• [Given task] Edit everything from the first line down to the line containing "option-factory-installed-roof-racks: FACTORY INSTALLED", changing "bounding box" to "enclosing rectangle" and leaving all else as it is.

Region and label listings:
########

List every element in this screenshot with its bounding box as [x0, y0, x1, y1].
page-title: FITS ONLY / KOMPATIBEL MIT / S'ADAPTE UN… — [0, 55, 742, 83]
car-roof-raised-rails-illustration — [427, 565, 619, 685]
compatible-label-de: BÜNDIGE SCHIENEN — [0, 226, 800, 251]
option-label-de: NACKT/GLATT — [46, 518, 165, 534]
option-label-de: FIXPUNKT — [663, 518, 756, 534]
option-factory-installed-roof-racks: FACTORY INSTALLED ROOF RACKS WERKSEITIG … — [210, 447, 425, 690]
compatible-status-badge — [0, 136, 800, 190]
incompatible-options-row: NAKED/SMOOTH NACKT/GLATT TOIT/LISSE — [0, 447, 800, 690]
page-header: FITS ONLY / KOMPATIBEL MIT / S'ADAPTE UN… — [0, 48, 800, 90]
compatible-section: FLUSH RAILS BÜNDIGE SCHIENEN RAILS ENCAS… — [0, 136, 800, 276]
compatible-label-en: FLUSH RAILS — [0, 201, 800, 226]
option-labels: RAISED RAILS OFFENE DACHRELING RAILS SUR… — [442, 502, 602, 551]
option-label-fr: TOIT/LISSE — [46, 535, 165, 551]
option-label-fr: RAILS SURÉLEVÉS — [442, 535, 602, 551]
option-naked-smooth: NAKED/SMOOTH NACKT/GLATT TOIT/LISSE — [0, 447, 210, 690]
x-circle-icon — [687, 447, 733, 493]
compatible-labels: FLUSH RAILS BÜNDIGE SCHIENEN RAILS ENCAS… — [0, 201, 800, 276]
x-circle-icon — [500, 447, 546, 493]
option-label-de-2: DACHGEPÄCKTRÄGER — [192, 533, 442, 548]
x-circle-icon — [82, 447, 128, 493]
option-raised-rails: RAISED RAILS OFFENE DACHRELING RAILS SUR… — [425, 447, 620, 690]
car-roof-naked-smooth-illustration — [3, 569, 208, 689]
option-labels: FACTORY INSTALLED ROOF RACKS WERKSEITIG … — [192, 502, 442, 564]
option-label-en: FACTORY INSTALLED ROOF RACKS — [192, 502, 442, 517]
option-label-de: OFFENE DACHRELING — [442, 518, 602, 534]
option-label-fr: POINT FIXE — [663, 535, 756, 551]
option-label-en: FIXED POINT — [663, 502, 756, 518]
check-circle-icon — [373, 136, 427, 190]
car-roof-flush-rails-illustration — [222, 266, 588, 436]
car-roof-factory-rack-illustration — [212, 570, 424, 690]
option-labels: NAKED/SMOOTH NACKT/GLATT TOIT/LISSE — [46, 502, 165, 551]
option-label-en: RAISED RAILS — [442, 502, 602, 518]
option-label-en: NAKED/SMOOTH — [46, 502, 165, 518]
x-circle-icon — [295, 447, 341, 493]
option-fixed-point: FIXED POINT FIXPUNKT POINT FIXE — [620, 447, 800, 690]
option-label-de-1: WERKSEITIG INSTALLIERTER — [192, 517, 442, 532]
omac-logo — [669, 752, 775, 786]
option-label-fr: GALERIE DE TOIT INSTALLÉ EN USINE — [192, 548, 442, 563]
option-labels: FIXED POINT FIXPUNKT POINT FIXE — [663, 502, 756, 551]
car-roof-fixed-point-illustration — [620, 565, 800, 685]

########

• [Result for this task]
List every element in this screenshot with its enclosing rectangle as [x0, y0, x1, y1].
page-title: FITS ONLY / KOMPATIBEL MIT / S'ADAPTE UN… — [0, 55, 742, 83]
car-roof-raised-rails-illustration — [427, 565, 619, 685]
compatible-label-de: BÜNDIGE SCHIENEN — [0, 226, 800, 251]
option-label-de: NACKT/GLATT — [46, 518, 165, 534]
option-label-de: FIXPUNKT — [663, 518, 756, 534]
option-factory-installed-roof-racks: FACTORY INSTALLED ROOF RACKS WERKSEITIG … — [210, 447, 425, 690]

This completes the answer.